WHAT IS NEEDED:
Say how many lines contain the word "this" and give no other text.

-- Begin GIVEN ENTRIES --

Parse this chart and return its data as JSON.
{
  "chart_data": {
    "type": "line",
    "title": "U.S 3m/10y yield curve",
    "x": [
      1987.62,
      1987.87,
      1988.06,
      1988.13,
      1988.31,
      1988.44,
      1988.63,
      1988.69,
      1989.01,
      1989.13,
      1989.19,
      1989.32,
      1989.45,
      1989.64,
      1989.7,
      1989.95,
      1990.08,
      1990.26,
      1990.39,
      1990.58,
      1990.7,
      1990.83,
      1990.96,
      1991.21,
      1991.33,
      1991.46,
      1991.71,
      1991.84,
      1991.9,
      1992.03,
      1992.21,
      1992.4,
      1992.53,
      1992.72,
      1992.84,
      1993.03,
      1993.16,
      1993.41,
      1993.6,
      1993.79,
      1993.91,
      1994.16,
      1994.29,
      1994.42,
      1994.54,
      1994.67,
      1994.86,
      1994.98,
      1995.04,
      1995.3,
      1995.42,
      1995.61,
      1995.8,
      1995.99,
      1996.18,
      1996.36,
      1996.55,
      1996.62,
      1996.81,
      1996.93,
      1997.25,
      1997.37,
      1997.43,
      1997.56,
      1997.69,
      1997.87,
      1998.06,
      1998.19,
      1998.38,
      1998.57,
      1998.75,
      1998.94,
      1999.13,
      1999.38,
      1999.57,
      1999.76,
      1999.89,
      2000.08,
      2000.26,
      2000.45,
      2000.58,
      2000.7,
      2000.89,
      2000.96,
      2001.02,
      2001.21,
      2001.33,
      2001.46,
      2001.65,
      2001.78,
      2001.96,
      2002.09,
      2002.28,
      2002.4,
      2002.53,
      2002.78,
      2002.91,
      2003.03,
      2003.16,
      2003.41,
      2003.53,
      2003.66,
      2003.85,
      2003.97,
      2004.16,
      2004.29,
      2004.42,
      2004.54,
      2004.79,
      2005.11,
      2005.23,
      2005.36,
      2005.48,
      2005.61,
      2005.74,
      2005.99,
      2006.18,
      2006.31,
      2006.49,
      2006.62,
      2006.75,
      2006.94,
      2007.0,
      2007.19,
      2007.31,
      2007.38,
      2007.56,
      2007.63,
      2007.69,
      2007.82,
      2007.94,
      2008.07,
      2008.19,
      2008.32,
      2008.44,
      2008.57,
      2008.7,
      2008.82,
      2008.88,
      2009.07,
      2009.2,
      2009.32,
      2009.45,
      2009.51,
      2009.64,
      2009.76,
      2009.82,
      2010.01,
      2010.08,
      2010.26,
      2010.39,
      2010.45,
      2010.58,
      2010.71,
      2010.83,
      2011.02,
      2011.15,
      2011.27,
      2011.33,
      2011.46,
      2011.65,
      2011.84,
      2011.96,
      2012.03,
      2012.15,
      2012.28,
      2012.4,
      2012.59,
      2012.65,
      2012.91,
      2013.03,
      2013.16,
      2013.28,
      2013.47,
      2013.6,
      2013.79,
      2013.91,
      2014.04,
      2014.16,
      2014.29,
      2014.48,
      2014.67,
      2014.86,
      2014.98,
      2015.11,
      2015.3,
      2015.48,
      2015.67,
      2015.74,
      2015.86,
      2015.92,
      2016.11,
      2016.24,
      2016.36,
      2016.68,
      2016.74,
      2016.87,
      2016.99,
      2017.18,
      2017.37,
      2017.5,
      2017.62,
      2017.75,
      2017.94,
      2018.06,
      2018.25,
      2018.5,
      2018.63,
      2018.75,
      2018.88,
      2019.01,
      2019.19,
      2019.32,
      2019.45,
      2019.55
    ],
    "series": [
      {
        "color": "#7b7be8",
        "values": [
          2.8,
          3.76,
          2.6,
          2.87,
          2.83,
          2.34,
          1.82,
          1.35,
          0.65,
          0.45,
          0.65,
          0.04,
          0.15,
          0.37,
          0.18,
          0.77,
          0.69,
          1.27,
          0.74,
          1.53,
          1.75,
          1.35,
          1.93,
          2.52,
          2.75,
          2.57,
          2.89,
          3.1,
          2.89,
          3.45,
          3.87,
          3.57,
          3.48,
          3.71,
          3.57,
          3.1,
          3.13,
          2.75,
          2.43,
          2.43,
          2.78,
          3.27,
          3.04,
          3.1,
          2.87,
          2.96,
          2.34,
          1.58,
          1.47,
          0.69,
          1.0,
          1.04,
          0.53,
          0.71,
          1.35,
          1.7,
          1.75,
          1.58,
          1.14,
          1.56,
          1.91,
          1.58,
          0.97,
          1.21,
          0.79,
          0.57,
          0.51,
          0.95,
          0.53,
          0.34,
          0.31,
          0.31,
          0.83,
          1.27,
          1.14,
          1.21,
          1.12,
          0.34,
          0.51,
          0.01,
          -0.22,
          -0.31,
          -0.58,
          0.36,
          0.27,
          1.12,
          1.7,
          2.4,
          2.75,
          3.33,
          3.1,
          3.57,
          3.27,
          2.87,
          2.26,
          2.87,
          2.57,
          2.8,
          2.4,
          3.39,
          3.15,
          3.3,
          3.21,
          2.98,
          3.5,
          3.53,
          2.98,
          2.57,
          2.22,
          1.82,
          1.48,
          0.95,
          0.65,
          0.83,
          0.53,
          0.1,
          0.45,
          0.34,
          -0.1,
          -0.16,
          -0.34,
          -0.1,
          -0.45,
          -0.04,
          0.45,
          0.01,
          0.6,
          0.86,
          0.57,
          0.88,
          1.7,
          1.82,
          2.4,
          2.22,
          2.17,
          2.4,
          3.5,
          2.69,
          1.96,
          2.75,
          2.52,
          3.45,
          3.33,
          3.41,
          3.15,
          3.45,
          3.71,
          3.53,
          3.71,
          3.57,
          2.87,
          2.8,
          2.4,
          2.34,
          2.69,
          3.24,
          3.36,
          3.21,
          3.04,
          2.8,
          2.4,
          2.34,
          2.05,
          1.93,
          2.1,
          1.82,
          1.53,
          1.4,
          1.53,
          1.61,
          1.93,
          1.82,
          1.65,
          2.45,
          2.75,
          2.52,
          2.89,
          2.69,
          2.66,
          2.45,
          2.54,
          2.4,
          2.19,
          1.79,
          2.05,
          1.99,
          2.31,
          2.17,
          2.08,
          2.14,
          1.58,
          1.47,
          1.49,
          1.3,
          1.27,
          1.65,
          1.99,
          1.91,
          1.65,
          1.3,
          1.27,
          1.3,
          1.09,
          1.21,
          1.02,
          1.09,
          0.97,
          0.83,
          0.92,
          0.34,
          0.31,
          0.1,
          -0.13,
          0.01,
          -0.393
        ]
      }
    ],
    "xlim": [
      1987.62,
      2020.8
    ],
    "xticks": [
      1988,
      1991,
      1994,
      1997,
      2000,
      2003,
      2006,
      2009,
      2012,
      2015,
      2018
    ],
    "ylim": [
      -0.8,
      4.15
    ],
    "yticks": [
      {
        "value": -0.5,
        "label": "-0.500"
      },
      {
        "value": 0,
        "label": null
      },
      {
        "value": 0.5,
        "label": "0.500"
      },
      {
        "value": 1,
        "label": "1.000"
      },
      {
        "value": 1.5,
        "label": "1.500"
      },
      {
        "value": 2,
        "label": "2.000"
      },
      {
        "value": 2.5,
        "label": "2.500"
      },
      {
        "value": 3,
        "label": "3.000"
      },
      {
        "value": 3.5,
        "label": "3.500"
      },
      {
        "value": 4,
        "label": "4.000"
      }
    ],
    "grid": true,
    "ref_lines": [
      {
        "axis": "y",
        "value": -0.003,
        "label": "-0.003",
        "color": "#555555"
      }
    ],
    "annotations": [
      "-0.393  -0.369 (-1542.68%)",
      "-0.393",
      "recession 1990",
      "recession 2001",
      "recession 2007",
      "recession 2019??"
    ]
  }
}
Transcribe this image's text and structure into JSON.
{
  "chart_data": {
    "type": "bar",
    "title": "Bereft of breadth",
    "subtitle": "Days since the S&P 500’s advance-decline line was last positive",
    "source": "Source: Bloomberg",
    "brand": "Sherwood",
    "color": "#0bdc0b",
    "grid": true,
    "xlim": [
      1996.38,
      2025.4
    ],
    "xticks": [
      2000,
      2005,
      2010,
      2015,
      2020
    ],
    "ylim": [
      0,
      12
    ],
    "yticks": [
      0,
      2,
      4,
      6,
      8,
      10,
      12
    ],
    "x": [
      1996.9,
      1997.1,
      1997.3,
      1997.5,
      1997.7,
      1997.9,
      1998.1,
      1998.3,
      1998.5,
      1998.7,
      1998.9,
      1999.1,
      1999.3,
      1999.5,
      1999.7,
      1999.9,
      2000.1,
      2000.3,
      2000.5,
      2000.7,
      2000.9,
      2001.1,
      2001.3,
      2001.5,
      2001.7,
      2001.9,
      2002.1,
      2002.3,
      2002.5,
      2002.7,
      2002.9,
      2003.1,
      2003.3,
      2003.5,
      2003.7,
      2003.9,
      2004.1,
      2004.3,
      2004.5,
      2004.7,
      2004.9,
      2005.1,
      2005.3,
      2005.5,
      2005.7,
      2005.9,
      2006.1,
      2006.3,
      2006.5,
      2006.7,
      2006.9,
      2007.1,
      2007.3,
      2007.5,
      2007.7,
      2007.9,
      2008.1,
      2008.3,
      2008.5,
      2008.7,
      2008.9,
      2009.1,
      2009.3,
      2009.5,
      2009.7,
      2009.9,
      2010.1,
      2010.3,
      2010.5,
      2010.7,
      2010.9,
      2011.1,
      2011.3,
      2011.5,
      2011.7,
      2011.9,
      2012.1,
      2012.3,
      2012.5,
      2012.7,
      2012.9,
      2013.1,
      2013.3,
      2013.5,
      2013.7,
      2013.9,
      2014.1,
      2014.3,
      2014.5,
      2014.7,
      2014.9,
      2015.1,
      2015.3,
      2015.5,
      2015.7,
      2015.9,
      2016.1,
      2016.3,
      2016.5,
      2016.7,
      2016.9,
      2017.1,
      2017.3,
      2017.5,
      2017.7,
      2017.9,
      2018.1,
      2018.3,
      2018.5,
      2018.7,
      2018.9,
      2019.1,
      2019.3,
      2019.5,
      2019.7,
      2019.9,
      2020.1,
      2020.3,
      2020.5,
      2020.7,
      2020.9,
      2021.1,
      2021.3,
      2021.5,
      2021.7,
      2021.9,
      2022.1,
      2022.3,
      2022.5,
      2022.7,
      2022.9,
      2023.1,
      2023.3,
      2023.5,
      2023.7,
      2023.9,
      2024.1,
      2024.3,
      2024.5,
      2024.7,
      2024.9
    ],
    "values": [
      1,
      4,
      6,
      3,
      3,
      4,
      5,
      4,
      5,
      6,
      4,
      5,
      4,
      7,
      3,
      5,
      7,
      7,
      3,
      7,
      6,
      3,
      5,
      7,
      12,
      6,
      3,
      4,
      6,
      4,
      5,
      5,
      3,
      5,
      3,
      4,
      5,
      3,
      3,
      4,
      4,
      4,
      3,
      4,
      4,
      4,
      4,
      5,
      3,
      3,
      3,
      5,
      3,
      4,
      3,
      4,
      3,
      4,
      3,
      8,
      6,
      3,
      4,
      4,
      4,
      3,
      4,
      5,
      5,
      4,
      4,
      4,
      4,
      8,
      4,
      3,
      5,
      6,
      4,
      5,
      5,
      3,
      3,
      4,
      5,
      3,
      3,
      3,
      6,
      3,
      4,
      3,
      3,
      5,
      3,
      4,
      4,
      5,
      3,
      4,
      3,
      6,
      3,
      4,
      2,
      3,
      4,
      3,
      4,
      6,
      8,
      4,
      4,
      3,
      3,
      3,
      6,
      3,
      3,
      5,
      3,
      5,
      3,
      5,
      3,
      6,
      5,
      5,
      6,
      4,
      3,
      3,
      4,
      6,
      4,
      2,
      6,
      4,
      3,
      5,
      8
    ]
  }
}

-- End GIVEN ENTRIES --

THE SOLUTION:
2